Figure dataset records
■ ■ ■ ■
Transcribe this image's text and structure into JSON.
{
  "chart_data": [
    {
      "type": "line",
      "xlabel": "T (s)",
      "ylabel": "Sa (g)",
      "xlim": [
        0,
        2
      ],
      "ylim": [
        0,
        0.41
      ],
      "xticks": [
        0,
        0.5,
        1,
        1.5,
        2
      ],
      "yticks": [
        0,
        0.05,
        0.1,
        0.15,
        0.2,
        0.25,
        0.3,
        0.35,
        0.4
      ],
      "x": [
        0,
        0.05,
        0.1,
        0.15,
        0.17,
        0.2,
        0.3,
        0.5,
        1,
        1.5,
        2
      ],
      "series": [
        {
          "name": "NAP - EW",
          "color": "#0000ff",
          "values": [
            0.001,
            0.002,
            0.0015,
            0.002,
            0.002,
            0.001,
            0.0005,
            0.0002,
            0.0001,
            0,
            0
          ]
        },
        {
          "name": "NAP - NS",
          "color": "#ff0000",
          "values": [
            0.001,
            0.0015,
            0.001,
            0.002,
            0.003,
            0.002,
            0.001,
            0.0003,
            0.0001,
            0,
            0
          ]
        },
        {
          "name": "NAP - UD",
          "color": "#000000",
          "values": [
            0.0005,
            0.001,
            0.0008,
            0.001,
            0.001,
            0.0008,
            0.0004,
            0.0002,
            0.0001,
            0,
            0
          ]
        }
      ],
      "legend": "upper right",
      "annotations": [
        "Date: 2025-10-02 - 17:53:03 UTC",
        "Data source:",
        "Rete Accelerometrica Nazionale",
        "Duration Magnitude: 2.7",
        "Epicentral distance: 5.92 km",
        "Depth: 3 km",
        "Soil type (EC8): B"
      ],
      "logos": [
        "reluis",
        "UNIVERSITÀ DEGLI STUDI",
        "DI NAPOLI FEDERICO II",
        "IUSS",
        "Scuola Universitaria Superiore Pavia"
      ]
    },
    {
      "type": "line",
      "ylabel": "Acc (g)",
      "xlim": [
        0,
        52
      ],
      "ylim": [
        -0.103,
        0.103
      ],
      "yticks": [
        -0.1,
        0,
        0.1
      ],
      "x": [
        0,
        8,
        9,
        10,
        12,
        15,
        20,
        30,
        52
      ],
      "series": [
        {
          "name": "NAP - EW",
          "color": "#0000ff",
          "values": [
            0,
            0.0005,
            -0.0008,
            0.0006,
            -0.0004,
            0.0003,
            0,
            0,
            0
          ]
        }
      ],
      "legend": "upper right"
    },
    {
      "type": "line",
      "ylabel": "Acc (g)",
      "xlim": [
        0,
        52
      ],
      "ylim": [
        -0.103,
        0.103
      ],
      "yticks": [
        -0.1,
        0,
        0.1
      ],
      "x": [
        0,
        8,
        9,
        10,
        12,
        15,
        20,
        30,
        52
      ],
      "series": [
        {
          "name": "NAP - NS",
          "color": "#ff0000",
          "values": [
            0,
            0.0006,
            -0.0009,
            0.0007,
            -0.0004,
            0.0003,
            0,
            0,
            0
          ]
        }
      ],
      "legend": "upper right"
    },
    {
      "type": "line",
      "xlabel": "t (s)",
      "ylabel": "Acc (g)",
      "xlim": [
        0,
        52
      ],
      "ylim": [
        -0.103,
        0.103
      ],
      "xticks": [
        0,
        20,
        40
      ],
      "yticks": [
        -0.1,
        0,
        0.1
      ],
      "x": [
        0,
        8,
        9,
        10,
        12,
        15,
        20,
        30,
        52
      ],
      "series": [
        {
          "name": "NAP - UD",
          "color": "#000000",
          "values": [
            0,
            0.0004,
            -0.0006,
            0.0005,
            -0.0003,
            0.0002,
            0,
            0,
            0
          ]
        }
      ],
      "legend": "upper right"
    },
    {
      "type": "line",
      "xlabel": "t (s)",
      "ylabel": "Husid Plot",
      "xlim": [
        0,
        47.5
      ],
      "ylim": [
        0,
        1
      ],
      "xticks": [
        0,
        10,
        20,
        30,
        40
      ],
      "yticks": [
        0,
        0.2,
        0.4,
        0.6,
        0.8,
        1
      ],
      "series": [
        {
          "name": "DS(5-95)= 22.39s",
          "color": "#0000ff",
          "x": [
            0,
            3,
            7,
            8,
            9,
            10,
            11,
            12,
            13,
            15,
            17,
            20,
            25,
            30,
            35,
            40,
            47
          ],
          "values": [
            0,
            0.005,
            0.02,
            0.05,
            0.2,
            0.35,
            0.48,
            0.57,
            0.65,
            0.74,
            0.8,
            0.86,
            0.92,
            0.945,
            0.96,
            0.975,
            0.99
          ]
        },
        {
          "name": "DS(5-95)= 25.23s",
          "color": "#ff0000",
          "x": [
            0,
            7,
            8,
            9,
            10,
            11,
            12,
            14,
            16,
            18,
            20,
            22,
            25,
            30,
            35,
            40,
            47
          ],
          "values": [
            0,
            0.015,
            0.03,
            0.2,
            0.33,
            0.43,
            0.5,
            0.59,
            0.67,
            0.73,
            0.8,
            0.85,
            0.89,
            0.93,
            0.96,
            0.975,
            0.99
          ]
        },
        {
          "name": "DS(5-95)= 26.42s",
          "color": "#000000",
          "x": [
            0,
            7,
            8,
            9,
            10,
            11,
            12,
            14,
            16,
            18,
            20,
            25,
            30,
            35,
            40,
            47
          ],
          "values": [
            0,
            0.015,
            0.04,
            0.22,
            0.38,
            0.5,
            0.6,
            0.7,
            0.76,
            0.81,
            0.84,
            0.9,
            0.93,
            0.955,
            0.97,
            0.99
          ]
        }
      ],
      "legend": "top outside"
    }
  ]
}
■ ■ ■ ■
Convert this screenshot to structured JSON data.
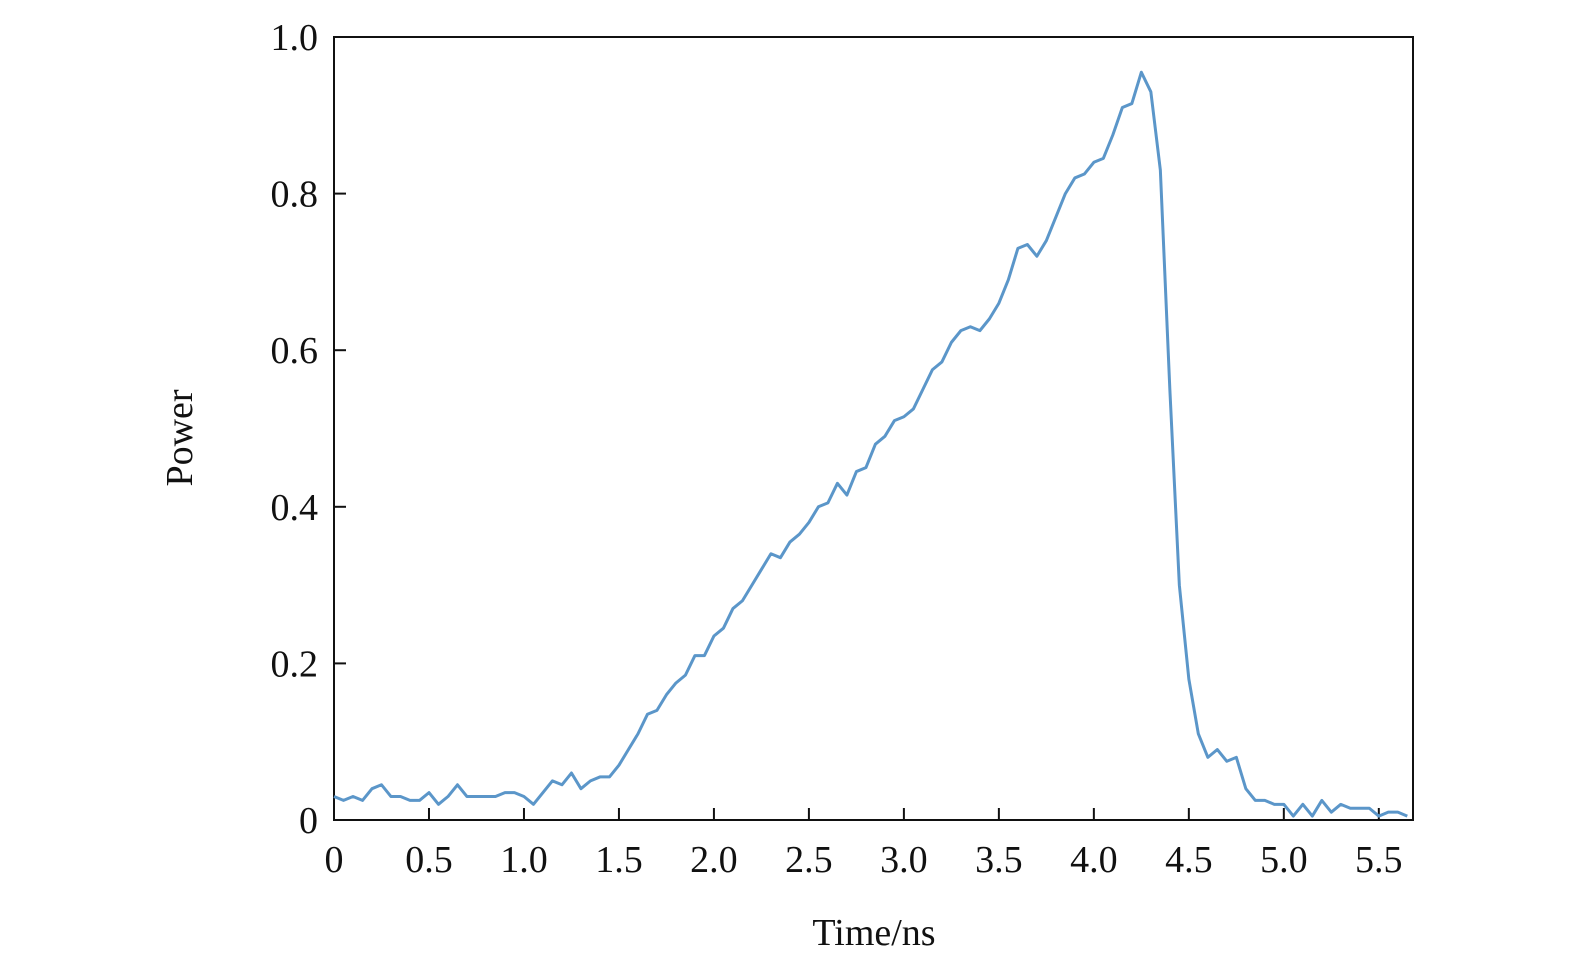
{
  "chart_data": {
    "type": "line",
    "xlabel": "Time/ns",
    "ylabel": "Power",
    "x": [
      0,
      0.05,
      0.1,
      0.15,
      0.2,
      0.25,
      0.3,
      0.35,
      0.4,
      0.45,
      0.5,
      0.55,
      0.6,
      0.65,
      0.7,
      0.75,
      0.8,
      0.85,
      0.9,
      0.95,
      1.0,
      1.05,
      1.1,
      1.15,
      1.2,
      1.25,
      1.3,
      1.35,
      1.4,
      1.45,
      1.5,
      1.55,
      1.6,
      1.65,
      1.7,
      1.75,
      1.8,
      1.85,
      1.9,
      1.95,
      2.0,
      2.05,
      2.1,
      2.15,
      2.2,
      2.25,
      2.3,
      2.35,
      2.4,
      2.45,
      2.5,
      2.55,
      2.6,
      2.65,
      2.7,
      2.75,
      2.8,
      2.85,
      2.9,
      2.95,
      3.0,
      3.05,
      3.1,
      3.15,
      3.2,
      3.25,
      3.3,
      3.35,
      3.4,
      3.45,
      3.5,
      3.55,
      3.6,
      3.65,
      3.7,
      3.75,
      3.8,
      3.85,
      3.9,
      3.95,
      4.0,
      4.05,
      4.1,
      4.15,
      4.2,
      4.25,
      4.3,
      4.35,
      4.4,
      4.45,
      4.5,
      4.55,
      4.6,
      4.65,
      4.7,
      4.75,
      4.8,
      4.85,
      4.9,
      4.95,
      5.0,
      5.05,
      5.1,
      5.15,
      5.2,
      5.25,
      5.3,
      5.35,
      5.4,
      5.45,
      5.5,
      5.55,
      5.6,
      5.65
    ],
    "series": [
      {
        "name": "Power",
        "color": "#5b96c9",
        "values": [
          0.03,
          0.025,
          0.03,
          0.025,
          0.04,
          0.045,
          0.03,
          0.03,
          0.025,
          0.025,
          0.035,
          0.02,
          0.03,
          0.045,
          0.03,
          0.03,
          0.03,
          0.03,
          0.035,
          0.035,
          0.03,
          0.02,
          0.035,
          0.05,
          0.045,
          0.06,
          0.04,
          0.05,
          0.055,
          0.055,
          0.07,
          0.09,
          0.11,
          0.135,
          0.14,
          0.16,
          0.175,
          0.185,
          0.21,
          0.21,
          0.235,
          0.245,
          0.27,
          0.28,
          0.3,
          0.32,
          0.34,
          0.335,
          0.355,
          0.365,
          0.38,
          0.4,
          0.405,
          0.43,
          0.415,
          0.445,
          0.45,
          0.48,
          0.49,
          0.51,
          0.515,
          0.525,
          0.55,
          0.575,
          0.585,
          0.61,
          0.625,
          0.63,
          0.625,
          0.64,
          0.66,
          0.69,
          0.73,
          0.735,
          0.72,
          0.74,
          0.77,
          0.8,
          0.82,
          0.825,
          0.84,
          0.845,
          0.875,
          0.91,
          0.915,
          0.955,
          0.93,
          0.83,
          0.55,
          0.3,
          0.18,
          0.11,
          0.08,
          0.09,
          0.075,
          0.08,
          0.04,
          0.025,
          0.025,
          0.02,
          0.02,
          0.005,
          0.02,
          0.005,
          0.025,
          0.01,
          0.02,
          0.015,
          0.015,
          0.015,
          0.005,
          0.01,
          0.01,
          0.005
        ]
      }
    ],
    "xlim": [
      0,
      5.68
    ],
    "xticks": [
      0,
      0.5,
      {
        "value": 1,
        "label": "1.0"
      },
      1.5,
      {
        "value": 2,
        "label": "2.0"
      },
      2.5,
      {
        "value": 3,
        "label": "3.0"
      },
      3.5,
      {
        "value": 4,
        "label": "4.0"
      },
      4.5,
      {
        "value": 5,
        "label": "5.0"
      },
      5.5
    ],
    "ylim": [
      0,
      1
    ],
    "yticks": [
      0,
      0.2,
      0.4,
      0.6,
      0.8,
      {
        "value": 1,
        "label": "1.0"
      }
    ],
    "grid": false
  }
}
■ ■ ■ ■
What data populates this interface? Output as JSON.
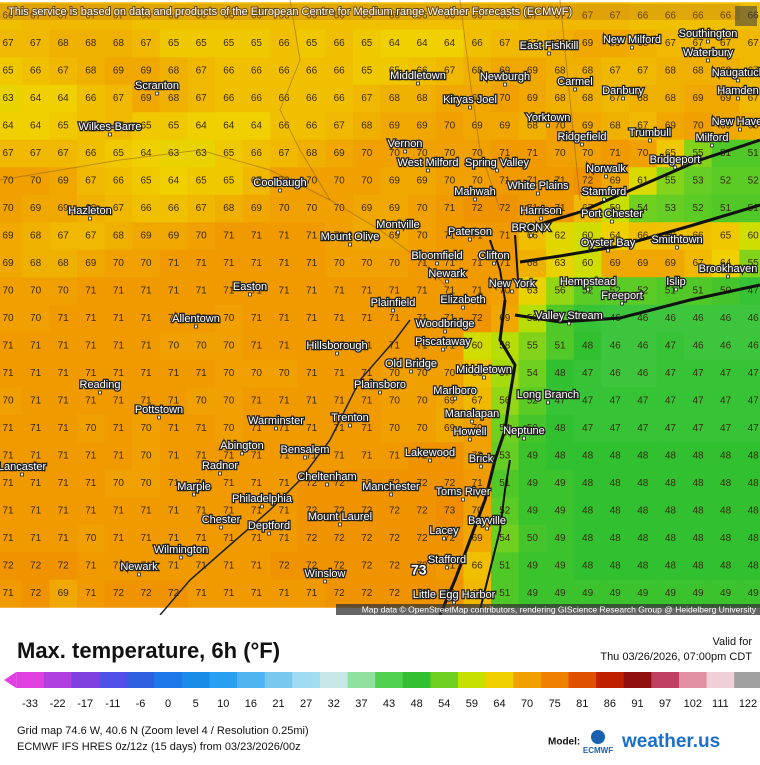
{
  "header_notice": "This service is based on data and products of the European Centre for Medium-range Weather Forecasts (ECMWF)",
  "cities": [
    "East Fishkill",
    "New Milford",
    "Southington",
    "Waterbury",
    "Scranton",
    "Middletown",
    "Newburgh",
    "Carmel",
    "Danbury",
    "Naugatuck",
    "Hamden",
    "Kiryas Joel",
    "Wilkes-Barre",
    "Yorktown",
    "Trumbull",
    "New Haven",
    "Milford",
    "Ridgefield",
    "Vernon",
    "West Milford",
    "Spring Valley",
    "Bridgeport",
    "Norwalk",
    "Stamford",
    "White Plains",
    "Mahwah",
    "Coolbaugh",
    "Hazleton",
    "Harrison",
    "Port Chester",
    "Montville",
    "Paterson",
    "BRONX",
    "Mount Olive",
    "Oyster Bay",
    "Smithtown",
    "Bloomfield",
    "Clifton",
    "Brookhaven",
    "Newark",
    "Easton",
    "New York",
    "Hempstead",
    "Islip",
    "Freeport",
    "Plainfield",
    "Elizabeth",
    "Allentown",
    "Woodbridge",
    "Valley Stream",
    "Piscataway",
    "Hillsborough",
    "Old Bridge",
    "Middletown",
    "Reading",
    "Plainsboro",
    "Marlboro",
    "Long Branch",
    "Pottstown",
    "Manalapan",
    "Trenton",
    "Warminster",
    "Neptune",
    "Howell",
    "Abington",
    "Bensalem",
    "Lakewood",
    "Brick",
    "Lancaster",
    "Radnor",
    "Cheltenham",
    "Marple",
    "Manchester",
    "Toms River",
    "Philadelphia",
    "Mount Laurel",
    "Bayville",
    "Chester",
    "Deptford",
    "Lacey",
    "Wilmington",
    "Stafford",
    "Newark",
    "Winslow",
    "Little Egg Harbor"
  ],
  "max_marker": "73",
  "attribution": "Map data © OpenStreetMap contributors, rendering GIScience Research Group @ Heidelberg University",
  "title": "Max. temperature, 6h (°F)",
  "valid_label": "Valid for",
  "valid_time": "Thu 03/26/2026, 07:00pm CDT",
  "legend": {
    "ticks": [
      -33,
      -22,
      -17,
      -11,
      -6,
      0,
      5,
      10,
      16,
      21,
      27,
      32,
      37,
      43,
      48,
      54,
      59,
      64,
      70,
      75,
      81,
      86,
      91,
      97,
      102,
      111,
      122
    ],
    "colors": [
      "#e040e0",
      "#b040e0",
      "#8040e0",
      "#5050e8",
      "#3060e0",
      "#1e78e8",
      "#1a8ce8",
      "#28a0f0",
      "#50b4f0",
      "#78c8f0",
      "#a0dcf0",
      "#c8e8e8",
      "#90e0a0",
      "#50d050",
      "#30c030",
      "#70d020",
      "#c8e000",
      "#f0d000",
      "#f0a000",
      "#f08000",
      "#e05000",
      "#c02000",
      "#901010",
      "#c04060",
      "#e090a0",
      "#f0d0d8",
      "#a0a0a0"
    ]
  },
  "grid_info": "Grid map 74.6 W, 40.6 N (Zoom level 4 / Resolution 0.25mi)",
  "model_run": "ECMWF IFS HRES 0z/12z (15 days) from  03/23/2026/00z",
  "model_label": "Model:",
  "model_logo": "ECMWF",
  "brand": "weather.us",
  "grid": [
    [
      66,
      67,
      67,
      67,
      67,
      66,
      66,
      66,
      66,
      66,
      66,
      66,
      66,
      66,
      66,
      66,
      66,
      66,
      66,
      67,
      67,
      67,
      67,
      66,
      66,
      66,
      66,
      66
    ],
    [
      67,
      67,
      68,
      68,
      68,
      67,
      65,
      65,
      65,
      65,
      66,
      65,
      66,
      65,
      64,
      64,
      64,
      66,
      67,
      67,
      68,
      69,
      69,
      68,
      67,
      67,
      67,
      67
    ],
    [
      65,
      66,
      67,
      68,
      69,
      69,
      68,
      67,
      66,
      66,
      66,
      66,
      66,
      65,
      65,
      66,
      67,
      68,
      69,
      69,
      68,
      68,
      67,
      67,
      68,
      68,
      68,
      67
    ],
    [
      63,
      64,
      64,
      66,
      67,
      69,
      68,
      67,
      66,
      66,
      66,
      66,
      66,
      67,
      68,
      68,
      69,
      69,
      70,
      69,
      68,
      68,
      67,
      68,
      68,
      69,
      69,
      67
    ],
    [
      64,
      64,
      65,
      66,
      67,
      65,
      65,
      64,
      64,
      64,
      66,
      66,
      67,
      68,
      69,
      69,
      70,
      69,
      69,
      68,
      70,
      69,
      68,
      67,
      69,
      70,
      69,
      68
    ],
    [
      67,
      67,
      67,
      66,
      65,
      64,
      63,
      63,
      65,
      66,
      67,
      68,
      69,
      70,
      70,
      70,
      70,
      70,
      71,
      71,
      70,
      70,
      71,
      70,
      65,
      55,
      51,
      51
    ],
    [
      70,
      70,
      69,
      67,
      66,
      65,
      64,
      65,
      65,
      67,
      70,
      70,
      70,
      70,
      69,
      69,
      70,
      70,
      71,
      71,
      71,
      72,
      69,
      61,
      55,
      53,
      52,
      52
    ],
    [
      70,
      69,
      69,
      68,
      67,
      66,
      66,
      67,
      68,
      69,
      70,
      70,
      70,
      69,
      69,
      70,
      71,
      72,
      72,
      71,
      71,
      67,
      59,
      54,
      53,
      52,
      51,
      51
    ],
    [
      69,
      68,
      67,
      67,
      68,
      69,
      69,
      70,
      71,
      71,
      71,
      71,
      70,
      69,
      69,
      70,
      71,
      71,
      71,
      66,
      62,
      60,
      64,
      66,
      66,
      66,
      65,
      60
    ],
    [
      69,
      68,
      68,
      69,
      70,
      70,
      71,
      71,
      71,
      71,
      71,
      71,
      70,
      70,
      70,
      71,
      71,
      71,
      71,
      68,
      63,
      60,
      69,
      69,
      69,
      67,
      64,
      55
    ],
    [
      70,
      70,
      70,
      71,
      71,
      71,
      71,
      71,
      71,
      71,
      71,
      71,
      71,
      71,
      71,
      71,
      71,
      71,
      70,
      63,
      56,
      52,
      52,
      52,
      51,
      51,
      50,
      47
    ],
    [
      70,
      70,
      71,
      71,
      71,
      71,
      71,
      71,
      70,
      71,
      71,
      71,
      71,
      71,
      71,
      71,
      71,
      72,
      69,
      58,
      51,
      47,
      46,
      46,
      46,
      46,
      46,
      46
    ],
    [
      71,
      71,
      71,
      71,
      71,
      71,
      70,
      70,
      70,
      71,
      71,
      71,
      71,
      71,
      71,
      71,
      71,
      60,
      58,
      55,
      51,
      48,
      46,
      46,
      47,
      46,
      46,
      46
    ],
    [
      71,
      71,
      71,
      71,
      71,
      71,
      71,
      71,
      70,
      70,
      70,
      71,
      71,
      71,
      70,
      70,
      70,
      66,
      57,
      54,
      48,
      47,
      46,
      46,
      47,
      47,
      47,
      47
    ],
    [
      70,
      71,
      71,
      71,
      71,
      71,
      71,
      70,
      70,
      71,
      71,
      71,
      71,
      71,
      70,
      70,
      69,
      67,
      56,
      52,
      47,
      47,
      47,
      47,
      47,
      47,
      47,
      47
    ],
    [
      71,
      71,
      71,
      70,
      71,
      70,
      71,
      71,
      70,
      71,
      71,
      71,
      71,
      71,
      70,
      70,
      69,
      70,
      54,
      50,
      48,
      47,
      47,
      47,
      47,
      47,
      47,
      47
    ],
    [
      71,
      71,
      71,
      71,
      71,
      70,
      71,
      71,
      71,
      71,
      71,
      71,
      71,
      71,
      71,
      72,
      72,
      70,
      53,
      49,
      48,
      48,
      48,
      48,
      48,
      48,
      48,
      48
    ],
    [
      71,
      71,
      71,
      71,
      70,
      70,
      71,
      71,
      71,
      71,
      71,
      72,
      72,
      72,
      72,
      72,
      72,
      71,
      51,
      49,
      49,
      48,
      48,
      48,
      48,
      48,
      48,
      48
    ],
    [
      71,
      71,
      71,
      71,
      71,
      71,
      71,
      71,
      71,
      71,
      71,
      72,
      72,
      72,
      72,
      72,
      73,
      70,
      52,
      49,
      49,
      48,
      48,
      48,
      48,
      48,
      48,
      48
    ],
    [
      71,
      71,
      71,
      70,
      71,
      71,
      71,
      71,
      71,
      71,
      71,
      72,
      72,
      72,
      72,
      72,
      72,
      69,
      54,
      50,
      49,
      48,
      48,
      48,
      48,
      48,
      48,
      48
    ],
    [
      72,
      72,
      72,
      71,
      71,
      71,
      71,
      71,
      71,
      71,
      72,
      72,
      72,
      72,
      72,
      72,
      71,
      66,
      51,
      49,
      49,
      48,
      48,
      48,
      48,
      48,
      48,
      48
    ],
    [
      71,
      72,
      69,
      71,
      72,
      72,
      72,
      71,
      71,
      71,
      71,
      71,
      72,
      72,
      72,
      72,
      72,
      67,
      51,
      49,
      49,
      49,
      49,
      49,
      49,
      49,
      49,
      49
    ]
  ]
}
■ ■ ■ ■
Problem description> Pull out every line of the records that includes the string "JSON".

Solution for this task>
Transcribe this image's text and structure into JSON.
Convert this screenshot to structured JSON data.
What data populates this interface? Output as JSON.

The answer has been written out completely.